*Given problem:* Return each entry exactly, with none missing.

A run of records
** Begin **

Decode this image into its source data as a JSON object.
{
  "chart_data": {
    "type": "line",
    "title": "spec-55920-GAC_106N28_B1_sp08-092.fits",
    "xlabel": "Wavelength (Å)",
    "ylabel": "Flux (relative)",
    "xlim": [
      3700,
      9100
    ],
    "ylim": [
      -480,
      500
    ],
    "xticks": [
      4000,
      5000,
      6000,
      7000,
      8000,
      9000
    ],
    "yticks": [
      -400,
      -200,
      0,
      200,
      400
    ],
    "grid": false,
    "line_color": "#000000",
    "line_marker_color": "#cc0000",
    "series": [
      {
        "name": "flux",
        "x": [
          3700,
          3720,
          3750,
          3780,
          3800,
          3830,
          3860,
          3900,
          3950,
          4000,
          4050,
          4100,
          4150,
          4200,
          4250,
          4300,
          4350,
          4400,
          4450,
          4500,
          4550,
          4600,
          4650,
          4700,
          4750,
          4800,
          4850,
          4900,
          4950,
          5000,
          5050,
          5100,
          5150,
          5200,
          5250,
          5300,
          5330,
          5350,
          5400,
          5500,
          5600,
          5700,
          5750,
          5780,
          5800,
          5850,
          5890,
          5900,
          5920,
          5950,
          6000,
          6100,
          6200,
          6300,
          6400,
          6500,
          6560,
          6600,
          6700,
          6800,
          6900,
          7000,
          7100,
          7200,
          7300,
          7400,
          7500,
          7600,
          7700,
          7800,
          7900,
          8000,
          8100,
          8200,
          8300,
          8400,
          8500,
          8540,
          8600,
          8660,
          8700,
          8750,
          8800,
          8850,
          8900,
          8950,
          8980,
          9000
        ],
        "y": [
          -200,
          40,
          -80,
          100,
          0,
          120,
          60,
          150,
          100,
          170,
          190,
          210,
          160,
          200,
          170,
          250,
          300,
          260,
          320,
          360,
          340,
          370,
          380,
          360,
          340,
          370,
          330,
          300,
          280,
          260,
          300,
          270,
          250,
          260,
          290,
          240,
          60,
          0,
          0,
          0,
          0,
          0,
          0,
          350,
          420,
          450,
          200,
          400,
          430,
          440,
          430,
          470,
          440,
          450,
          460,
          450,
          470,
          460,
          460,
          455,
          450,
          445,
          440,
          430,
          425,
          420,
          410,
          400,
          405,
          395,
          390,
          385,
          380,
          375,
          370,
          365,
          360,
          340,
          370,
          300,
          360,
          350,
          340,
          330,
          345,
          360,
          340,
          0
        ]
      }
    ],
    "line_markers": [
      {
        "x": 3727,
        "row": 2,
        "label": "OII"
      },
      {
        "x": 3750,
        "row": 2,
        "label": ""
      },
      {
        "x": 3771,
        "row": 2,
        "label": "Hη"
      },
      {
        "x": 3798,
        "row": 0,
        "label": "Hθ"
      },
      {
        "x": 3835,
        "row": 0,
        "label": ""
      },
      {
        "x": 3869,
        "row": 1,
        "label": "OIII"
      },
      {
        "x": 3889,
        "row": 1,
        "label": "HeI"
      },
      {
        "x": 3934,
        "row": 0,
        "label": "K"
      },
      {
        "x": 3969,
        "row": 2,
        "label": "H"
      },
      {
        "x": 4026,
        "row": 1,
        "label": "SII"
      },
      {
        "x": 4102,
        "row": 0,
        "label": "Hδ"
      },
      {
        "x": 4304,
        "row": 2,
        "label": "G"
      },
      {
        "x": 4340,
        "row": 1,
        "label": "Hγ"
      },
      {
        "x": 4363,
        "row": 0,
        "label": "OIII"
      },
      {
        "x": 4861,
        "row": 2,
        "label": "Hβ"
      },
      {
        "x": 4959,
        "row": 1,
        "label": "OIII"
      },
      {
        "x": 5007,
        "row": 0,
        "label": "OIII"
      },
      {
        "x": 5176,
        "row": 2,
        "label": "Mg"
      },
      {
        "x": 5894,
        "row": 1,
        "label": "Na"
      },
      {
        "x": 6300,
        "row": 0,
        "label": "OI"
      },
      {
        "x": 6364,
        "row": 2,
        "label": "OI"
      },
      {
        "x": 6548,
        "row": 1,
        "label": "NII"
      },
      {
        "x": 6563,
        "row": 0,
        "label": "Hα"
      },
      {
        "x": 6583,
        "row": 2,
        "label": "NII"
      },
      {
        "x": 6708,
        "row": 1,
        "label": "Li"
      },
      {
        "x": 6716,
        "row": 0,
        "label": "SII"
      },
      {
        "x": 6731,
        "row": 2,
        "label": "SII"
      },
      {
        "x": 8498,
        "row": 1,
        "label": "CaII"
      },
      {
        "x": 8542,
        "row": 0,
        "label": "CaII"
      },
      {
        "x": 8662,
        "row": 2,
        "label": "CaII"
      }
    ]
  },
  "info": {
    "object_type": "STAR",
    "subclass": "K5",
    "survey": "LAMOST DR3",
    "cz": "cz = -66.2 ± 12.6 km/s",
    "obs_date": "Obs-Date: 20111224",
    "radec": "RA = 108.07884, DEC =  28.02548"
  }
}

** End **

*Task output:*
Decode this image into its source data as a JSON object.
{
  "chart_data": {
    "type": "line",
    "title": "spec-55920-GAC_106N28_B1_sp08-092.fits",
    "xlabel": "Wavelength (Å)",
    "ylabel": "Flux (relative)",
    "xlim": [
      3700,
      9100
    ],
    "ylim": [
      -480,
      500
    ],
    "xticks": [
      4000,
      5000,
      6000,
      7000,
      8000,
      9000
    ],
    "yticks": [
      -400,
      -200,
      0,
      200,
      400
    ],
    "grid": false,
    "line_color": "#000000",
    "line_marker_color": "#cc0000",
    "series": [
      {
        "name": "flux",
        "x": [
          3700,
          3720,
          3750,
          3780,
          3800,
          3830,
          3860,
          3900,
          3950,
          4000,
          4050,
          4100,
          4150,
          4200,
          4250,
          4300,
          4350,
          4400,
          4450,
          4500,
          4550,
          4600,
          4650,
          4700,
          4750,
          4800,
          4850,
          4900,
          4950,
          5000,
          5050,
          5100,
          5150,
          5200,
          5250,
          5300,
          5330,
          5350,
          5400,
          5500,
          5600,
          5700,
          5750,
          5780,
          5800,
          5850,
          5890,
          5900,
          5920,
          5950,
          6000,
          6100,
          6200,
          6300,
          6400,
          6500,
          6560,
          6600,
          6700,
          6800,
          6900,
          7000,
          7100,
          7200,
          7300,
          7400,
          7500,
          7600,
          7700,
          7800,
          7900,
          8000,
          8100,
          8200,
          8300,
          8400,
          8500,
          8540,
          8600,
          8660,
          8700,
          8750,
          8800,
          8850,
          8900,
          8950,
          8980,
          9000
        ],
        "y": [
          -200,
          40,
          -80,
          100,
          0,
          120,
          60,
          150,
          100,
          170,
          190,
          210,
          160,
          200,
          170,
          250,
          300,
          260,
          320,
          360,
          340,
          370,
          380,
          360,
          340,
          370,
          330,
          300,
          280,
          260,
          300,
          270,
          250,
          260,
          290,
          240,
          60,
          0,
          0,
          0,
          0,
          0,
          0,
          350,
          420,
          450,
          200,
          400,
          430,
          440,
          430,
          470,
          440,
          450,
          460,
          450,
          470,
          460,
          460,
          455,
          450,
          445,
          440,
          430,
          425,
          420,
          410,
          400,
          405,
          395,
          390,
          385,
          380,
          375,
          370,
          365,
          360,
          340,
          370,
          300,
          360,
          350,
          340,
          330,
          345,
          360,
          340,
          0
        ]
      }
    ],
    "line_markers": [
      {
        "x": 3727,
        "row": 2,
        "label": "OII"
      },
      {
        "x": 3750,
        "row": 2,
        "label": ""
      },
      {
        "x": 3771,
        "row": 2,
        "label": "Hη"
      },
      {
        "x": 3798,
        "row": 0,
        "label": "Hθ"
      },
      {
        "x": 3835,
        "row": 0,
        "label": ""
      },
      {
        "x": 3869,
        "row": 1,
        "label": "OIII"
      },
      {
        "x": 3889,
        "row": 1,
        "label": "HeI"
      },
      {
        "x": 3934,
        "row": 0,
        "label": "K"
      },
      {
        "x": 3969,
        "row": 2,
        "label": "H"
      },
      {
        "x": 4026,
        "row": 1,
        "label": "SII"
      },
      {
        "x": 4102,
        "row": 0,
        "label": "Hδ"
      },
      {
        "x": 4304,
        "row": 2,
        "label": "G"
      },
      {
        "x": 4340,
        "row": 1,
        "label": "Hγ"
      },
      {
        "x": 4363,
        "row": 0,
        "label": "OIII"
      },
      {
        "x": 4861,
        "row": 2,
        "label": "Hβ"
      },
      {
        "x": 4959,
        "row": 1,
        "label": "OIII"
      },
      {
        "x": 5007,
        "row": 0,
        "label": "OIII"
      },
      {
        "x": 5176,
        "row": 2,
        "label": "Mg"
      },
      {
        "x": 5894,
        "row": 1,
        "label": "Na"
      },
      {
        "x": 6300,
        "row": 0,
        "label": "OI"
      },
      {
        "x": 6364,
        "row": 2,
        "label": "OI"
      },
      {
        "x": 6548,
        "row": 1,
        "label": "NII"
      },
      {
        "x": 6563,
        "row": 0,
        "label": "Hα"
      },
      {
        "x": 6583,
        "row": 2,
        "label": "NII"
      },
      {
        "x": 6708,
        "row": 1,
        "label": "Li"
      },
      {
        "x": 6716,
        "row": 0,
        "label": "SII"
      },
      {
        "x": 6731,
        "row": 2,
        "label": "SII"
      },
      {
        "x": 8498,
        "row": 1,
        "label": "CaII"
      },
      {
        "x": 8542,
        "row": 0,
        "label": "CaII"
      },
      {
        "x": 8662,
        "row": 2,
        "label": "CaII"
      }
    ]
  },
  "info": {
    "object_type": "STAR",
    "subclass": "K5",
    "survey": "LAMOST DR3",
    "cz": "cz = -66.2 ± 12.6 km/s",
    "obs_date": "Obs-Date: 20111224",
    "radec": "RA = 108.07884, DEC =  28.02548"
  }
}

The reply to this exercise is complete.